## AIM OF THE EXERCISE
Return the entries below in their exact form, leaving the pictures out.

## ENTRIES SUPPLIED
^^^^^^^^^^^^^^^^

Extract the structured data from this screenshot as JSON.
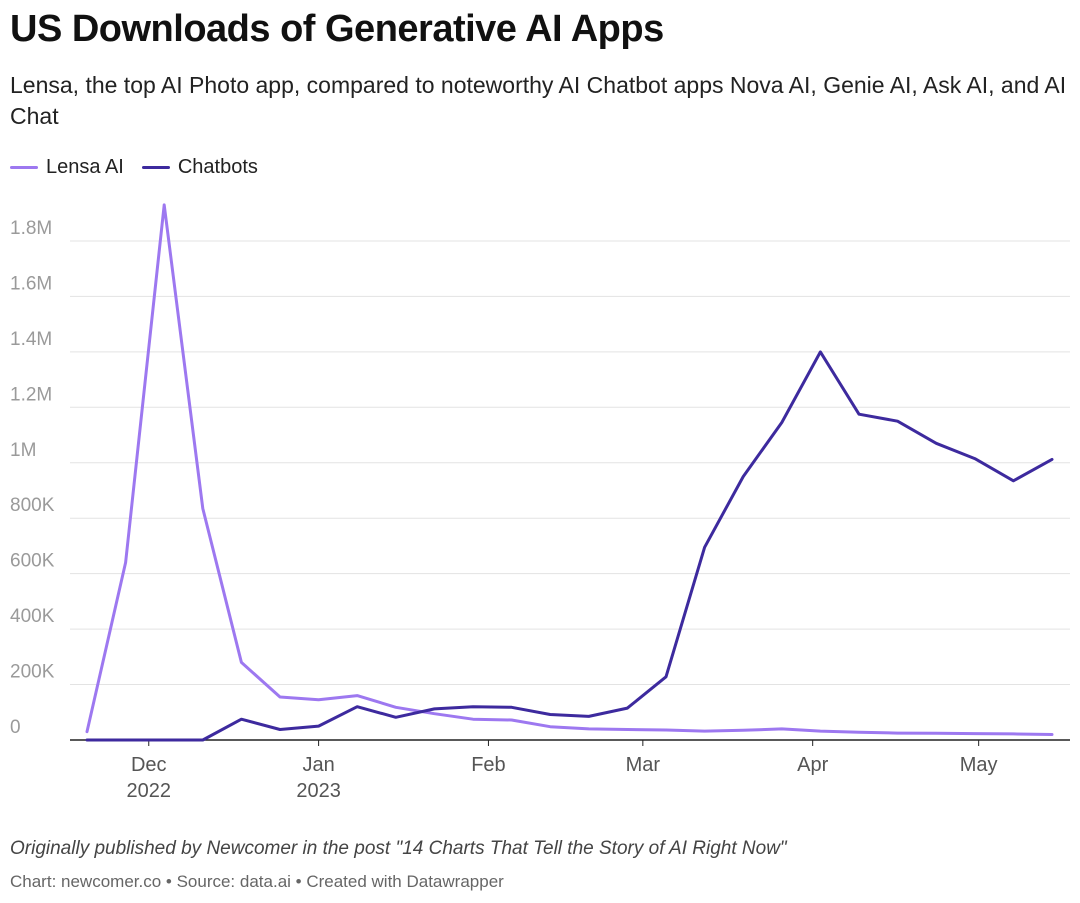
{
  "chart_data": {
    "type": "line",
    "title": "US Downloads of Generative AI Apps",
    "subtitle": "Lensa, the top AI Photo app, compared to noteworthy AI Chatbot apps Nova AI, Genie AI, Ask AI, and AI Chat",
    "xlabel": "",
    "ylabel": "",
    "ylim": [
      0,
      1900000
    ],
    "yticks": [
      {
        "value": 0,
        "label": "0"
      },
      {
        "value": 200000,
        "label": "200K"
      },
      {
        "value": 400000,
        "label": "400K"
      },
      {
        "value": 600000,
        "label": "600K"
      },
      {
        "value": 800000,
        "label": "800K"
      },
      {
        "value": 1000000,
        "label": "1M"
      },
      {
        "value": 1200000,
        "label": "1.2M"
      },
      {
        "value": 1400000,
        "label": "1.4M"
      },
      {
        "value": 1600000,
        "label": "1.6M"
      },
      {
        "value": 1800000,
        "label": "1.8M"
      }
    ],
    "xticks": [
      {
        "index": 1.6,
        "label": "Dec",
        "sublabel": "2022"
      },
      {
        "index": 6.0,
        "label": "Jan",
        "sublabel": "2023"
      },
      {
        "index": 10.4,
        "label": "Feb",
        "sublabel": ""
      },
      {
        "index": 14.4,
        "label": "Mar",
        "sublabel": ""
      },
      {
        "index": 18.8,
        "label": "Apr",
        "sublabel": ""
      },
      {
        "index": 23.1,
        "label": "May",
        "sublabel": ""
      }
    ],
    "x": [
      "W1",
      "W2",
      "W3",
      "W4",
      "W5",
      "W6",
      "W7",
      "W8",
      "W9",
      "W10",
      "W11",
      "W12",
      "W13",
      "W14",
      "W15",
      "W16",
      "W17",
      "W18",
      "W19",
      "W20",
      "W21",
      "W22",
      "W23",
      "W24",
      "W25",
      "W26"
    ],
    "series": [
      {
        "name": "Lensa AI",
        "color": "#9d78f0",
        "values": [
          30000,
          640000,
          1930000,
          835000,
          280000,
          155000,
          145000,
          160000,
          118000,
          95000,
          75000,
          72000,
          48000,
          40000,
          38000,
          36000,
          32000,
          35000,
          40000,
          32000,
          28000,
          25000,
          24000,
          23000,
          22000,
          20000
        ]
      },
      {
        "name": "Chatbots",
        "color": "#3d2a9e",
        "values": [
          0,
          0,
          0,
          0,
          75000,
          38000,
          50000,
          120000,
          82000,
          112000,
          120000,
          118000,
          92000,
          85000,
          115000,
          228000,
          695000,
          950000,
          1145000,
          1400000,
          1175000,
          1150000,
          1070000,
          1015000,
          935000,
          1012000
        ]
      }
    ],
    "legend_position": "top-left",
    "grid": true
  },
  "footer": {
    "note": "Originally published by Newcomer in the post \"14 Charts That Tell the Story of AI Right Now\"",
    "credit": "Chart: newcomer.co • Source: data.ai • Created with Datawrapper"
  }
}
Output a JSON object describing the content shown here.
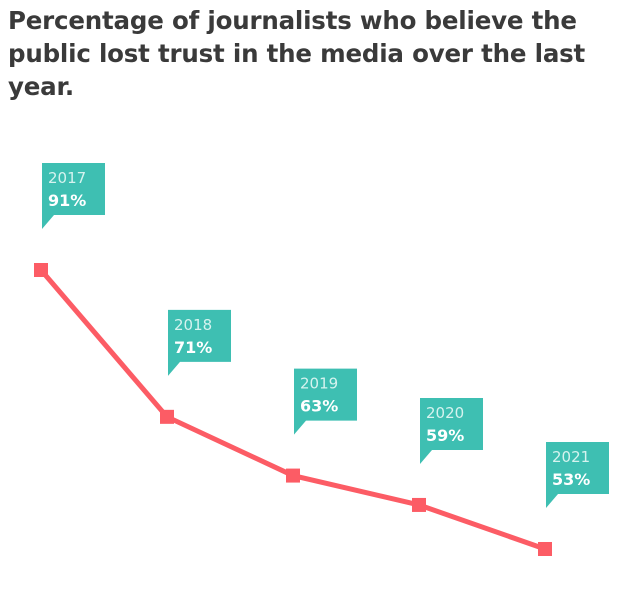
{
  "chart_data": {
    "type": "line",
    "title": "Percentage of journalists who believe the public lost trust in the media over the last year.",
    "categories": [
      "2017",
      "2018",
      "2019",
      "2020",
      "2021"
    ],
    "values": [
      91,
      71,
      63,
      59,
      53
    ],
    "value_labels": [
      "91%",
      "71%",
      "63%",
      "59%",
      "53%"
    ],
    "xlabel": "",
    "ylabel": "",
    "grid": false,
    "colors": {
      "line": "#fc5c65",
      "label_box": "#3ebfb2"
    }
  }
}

^^^^^^^^^^^^^^^^

## ANSWER TO THIS TASK
Extract the structured data from this screenshot as JSON.
{
  "chart_data": {
    "type": "line",
    "title": "US Downloads of Generative AI Apps",
    "subtitle": "Lensa, the top AI Photo app, compared to noteworthy AI Chatbot apps Nova AI, Genie AI, Ask AI, and AI Chat",
    "xlabel": "",
    "ylabel": "",
    "ylim": [
      0,
      1900000
    ],
    "yticks": [
      {
        "value": 0,
        "label": "0"
      },
      {
        "value": 200000,
        "label": "200K"
      },
      {
        "value": 400000,
        "label": "400K"
      },
      {
        "value": 600000,
        "label": "600K"
      },
      {
        "value": 800000,
        "label": "800K"
      },
      {
        "value": 1000000,
        "label": "1M"
      },
      {
        "value": 1200000,
        "label": "1.2M"
      },
      {
        "value": 1400000,
        "label": "1.4M"
      },
      {
        "value": 1600000,
        "label": "1.6M"
      },
      {
        "value": 1800000,
        "label": "1.8M"
      }
    ],
    "xticks": [
      {
        "index": 1.6,
        "label": "Dec",
        "sublabel": "2022"
      },
      {
        "index": 6.0,
        "label": "Jan",
        "sublabel": "2023"
      },
      {
        "index": 10.4,
        "label": "Feb",
        "sublabel": ""
      },
      {
        "index": 14.4,
        "label": "Mar",
        "sublabel": ""
      },
      {
        "index": 18.8,
        "label": "Apr",
        "sublabel": ""
      },
      {
        "index": 23.1,
        "label": "May",
        "sublabel": ""
      }
    ],
    "x": [
      "W1",
      "W2",
      "W3",
      "W4",
      "W5",
      "W6",
      "W7",
      "W8",
      "W9",
      "W10",
      "W11",
      "W12",
      "W13",
      "W14",
      "W15",
      "W16",
      "W17",
      "W18",
      "W19",
      "W20",
      "W21",
      "W22",
      "W23",
      "W24",
      "W25",
      "W26"
    ],
    "series": [
      {
        "name": "Lensa AI",
        "color": "#9d78f0",
        "values": [
          30000,
          640000,
          1930000,
          835000,
          280000,
          155000,
          145000,
          160000,
          118000,
          95000,
          75000,
          72000,
          48000,
          40000,
          38000,
          36000,
          32000,
          35000,
          40000,
          32000,
          28000,
          25000,
          24000,
          23000,
          22000,
          20000
        ]
      },
      {
        "name": "Chatbots",
        "color": "#3d2a9e",
        "values": [
          0,
          0,
          0,
          0,
          75000,
          38000,
          50000,
          120000,
          82000,
          112000,
          120000,
          118000,
          92000,
          85000,
          115000,
          228000,
          695000,
          950000,
          1145000,
          1400000,
          1175000,
          1150000,
          1070000,
          1015000,
          935000,
          1012000
        ]
      }
    ],
    "legend_position": "top-left",
    "grid": true
  },
  "footer": {
    "note": "Originally published by Newcomer in the post \"14 Charts That Tell the Story of AI Right Now\"",
    "credit": "Chart: newcomer.co • Source: data.ai • Created with Datawrapper"
  }
}
Output a JSON object describing the content shown here.
{
  "chart_data": {
    "type": "line",
    "title": "Percentage of journalists who believe the public lost trust in the media over the last year.",
    "categories": [
      "2017",
      "2018",
      "2019",
      "2020",
      "2021"
    ],
    "values": [
      91,
      71,
      63,
      59,
      53
    ],
    "value_labels": [
      "91%",
      "71%",
      "63%",
      "59%",
      "53%"
    ],
    "xlabel": "",
    "ylabel": "",
    "grid": false,
    "colors": {
      "line": "#fc5c65",
      "label_box": "#3ebfb2"
    }
  }
}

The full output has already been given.